## What is being asked
Lines containing the word "党组副书记学习贯彻" should be extracted in full.

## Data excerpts
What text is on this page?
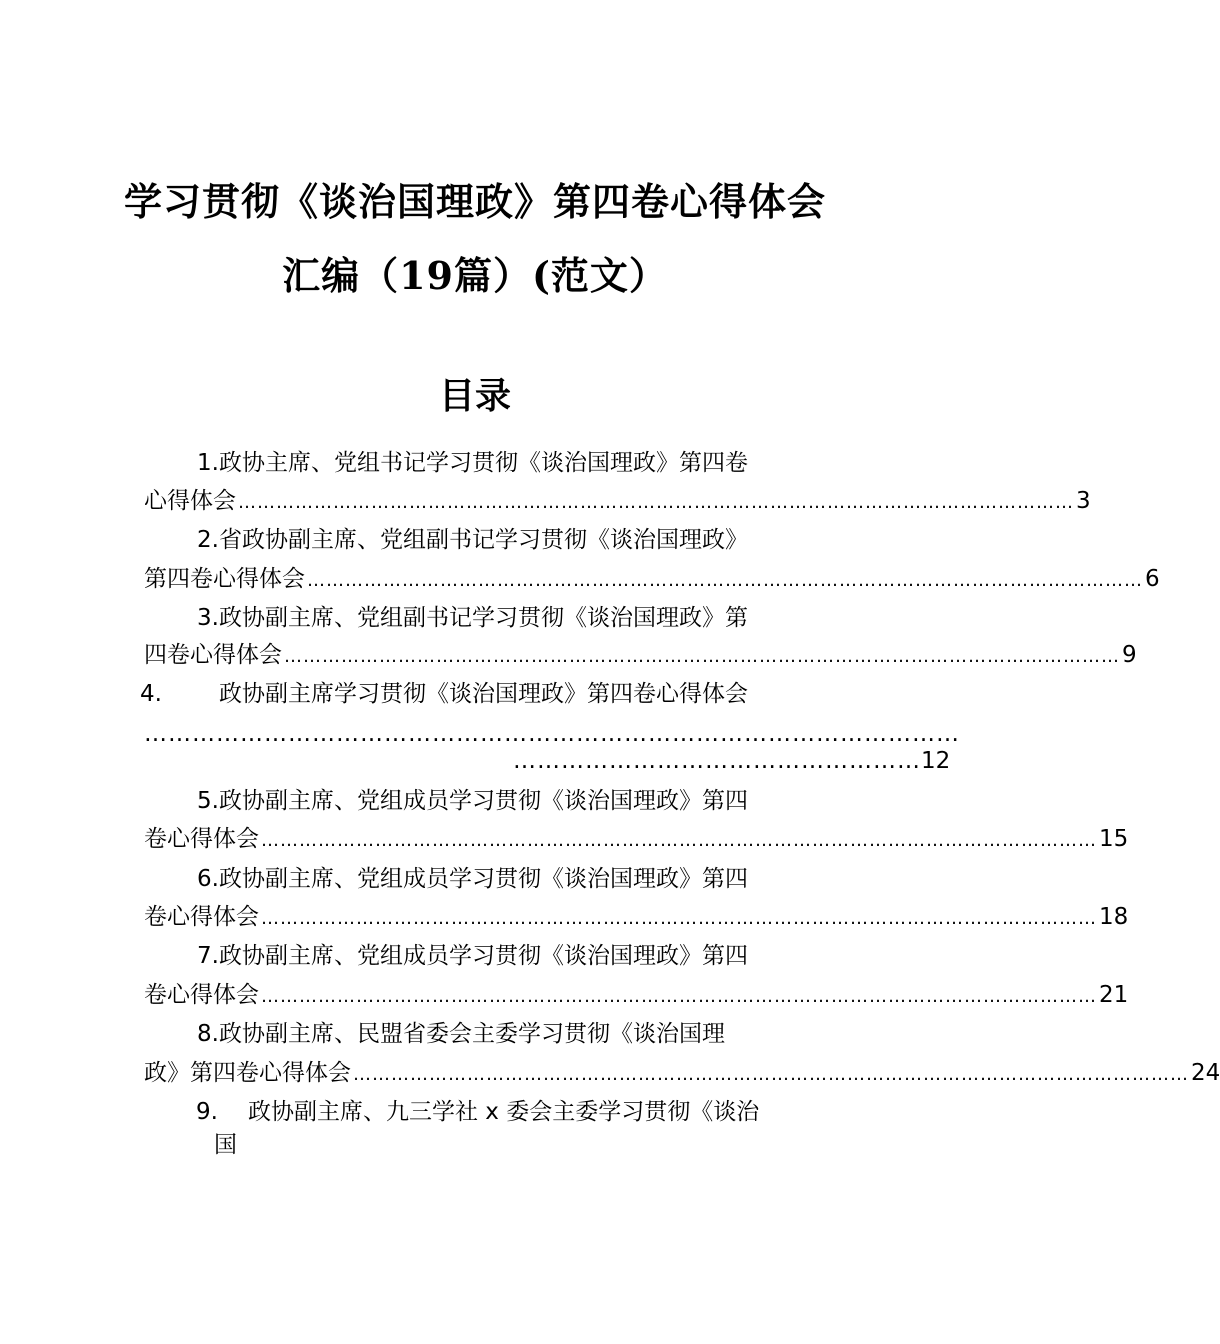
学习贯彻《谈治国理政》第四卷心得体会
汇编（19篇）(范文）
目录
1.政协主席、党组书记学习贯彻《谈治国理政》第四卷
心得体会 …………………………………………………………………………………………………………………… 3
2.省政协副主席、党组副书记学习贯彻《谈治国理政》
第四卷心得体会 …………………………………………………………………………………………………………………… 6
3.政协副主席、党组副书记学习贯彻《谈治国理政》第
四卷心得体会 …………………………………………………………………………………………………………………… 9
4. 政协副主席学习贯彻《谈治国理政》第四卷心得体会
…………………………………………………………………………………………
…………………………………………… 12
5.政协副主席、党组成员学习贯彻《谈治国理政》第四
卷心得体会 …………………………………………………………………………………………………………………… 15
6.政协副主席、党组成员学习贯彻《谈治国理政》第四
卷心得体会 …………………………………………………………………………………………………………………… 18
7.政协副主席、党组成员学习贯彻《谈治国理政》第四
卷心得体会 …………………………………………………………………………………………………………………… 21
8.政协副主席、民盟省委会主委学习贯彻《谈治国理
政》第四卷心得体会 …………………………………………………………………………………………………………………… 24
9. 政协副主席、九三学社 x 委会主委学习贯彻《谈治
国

## Answer in full
2.省政协副主席、党组副书记学习贯彻《谈治国理政》
3.政协副主席、党组副书记学习贯彻《谈治国理政》第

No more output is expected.